Objective: Tally the lines holding the string "slopes" and reply with that number alone.

Dataset extract:
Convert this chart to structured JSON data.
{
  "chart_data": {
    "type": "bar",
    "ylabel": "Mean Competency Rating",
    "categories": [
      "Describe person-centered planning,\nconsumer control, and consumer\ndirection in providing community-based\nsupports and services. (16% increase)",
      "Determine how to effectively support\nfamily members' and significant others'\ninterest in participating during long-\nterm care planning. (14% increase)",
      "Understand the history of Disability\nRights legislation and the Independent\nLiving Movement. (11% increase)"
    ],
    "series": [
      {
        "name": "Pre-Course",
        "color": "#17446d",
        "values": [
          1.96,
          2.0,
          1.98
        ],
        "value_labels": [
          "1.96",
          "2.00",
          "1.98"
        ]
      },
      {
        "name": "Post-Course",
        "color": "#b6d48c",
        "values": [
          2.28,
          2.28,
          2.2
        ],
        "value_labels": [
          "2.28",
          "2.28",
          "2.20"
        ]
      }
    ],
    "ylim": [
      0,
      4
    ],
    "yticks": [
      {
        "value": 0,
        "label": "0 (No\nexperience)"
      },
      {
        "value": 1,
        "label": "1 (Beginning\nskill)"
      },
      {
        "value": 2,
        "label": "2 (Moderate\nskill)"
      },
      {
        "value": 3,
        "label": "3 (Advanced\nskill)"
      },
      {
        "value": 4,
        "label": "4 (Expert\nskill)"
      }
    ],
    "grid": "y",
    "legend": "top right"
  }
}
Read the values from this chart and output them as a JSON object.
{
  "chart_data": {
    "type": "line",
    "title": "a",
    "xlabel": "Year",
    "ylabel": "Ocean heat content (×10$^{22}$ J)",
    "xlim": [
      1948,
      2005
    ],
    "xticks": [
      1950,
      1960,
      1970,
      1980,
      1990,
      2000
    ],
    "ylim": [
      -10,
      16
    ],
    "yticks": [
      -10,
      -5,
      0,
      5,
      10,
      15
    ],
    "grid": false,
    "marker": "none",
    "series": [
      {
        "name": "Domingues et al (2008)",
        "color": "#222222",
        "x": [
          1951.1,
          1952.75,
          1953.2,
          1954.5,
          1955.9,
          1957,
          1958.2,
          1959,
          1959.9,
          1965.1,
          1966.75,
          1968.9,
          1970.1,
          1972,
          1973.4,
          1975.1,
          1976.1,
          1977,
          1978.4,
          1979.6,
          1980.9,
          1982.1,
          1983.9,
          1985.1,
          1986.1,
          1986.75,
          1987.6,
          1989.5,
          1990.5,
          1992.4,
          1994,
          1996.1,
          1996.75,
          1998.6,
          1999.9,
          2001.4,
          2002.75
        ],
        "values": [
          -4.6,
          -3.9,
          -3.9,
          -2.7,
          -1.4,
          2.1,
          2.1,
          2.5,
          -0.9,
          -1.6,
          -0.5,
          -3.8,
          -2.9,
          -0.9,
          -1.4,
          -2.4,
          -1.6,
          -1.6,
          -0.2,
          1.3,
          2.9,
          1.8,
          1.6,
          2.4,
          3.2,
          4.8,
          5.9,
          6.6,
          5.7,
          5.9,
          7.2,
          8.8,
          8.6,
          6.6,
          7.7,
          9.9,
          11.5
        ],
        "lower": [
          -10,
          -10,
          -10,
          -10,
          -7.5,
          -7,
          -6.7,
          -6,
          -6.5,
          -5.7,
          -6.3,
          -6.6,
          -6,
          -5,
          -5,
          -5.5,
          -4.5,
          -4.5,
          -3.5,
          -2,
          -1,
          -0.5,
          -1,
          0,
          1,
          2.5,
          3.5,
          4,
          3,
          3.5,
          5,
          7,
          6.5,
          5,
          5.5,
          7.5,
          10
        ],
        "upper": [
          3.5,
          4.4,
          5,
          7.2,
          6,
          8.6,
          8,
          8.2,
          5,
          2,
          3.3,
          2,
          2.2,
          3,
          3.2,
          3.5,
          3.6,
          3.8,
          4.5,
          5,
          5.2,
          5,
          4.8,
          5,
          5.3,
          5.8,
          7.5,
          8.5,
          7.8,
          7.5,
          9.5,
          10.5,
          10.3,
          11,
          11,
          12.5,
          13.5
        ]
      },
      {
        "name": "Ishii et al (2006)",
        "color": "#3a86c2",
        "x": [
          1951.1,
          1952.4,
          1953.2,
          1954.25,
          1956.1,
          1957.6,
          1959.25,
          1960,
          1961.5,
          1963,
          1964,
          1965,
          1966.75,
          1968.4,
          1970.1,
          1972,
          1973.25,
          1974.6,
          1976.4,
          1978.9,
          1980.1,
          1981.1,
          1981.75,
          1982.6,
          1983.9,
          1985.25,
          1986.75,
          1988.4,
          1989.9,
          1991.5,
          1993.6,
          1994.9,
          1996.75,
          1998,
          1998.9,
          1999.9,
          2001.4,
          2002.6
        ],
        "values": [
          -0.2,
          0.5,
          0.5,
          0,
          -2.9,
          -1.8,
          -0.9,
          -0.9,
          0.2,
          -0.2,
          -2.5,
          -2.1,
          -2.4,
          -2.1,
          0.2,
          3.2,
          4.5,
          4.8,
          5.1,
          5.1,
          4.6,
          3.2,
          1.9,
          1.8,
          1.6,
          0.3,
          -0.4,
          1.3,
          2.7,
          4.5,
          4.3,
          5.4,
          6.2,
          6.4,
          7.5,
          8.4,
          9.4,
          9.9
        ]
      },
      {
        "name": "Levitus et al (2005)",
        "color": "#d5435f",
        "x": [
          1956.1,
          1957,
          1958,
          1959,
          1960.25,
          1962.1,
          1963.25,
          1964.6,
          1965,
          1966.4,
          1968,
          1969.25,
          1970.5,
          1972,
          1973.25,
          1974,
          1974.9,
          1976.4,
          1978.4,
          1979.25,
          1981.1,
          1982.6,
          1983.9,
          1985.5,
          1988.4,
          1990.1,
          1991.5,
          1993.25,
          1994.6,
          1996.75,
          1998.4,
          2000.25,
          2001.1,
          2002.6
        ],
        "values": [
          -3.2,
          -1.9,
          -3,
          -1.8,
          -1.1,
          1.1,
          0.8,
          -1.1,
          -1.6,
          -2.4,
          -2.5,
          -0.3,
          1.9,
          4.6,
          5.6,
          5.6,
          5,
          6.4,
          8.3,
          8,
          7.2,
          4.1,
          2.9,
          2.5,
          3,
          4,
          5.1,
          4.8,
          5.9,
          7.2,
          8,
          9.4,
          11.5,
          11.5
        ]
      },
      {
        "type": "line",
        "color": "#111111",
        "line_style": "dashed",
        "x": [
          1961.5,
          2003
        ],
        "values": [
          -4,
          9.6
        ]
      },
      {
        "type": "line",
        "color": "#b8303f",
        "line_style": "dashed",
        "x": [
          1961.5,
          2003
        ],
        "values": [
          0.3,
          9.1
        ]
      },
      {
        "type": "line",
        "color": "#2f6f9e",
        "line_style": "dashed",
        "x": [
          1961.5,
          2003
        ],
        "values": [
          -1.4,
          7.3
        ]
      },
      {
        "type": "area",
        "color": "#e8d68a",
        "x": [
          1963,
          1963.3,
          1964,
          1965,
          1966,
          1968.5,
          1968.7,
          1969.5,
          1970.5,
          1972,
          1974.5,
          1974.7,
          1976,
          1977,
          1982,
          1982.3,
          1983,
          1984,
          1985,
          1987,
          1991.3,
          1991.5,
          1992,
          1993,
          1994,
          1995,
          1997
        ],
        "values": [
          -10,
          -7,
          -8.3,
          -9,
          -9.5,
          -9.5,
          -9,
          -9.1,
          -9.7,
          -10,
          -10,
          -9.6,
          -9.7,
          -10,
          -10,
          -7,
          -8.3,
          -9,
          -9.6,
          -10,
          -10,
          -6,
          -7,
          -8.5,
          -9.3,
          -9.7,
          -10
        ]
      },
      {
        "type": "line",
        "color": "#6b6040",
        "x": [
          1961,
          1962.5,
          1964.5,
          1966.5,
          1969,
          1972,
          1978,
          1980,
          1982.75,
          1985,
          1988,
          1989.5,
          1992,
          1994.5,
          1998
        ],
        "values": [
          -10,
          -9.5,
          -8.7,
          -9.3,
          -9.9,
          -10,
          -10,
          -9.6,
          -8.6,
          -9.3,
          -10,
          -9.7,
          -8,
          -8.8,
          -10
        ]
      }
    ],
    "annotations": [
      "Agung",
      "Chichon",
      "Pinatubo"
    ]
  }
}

...

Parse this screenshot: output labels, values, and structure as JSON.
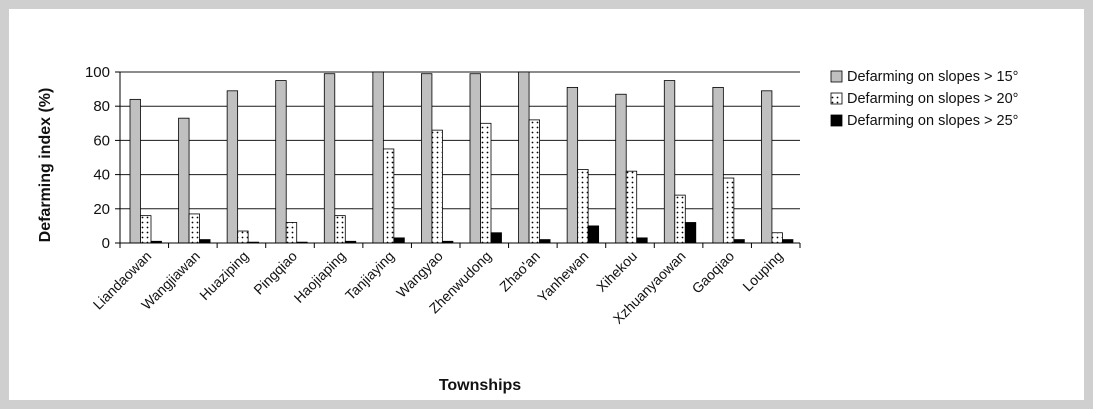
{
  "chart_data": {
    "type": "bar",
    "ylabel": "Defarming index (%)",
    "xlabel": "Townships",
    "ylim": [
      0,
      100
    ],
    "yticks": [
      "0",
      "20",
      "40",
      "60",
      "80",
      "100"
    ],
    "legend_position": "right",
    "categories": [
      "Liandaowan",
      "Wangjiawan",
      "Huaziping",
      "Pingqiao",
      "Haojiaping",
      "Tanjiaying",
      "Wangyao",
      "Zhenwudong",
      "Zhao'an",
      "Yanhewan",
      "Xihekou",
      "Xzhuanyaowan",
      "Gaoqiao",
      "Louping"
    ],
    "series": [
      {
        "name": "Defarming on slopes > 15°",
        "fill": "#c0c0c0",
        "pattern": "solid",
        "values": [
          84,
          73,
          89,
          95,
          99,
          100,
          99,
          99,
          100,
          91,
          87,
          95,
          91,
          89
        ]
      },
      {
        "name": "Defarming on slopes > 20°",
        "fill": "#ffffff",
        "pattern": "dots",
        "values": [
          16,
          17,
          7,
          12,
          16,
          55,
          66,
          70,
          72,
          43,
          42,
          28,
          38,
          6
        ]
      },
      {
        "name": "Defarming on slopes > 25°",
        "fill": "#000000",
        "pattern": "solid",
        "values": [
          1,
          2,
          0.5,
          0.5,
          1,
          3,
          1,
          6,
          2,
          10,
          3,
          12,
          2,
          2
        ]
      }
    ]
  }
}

Response below: 3